Job - The records that follow need to be output exactly as they are.

Information provided -

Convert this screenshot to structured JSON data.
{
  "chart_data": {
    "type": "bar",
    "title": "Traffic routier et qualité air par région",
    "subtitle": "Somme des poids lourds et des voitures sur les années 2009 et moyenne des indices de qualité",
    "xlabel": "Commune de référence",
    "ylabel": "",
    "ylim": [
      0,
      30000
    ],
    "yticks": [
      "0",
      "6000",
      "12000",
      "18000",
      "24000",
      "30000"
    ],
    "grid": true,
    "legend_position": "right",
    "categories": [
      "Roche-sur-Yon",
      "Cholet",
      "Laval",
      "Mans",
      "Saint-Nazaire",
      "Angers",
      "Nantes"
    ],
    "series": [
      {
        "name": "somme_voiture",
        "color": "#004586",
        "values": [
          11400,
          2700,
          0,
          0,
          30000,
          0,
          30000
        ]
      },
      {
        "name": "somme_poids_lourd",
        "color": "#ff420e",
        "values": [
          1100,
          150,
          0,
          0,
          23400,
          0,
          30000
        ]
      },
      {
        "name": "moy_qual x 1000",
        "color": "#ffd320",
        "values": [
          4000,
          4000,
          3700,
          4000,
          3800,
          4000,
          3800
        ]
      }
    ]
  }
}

Finished task -
Convert this screenshot to structured JSON data.
{
  "chart_data": {
    "type": "bar",
    "title": "Traffic routier et qualité air par région",
    "subtitle": "Somme des poids lourds et des voitures sur les années 2009 et moyenne des indices de qualité",
    "xlabel": "Commune de référence",
    "ylabel": "",
    "ylim": [
      0,
      30000
    ],
    "yticks": [
      "0",
      "6000",
      "12000",
      "18000",
      "24000",
      "30000"
    ],
    "grid": true,
    "legend_position": "right",
    "categories": [
      "Roche-sur-Yon",
      "Cholet",
      "Laval",
      "Mans",
      "Saint-Nazaire",
      "Angers",
      "Nantes"
    ],
    "series": [
      {
        "name": "somme_voiture",
        "color": "#004586",
        "values": [
          11400,
          2700,
          0,
          0,
          30000,
          0,
          30000
        ]
      },
      {
        "name": "somme_poids_lourd",
        "color": "#ff420e",
        "values": [
          1100,
          150,
          0,
          0,
          23400,
          0,
          30000
        ]
      },
      {
        "name": "moy_qual x 1000",
        "color": "#ffd320",
        "values": [
          4000,
          4000,
          3700,
          4000,
          3800,
          4000,
          3800
        ]
      }
    ]
  }
}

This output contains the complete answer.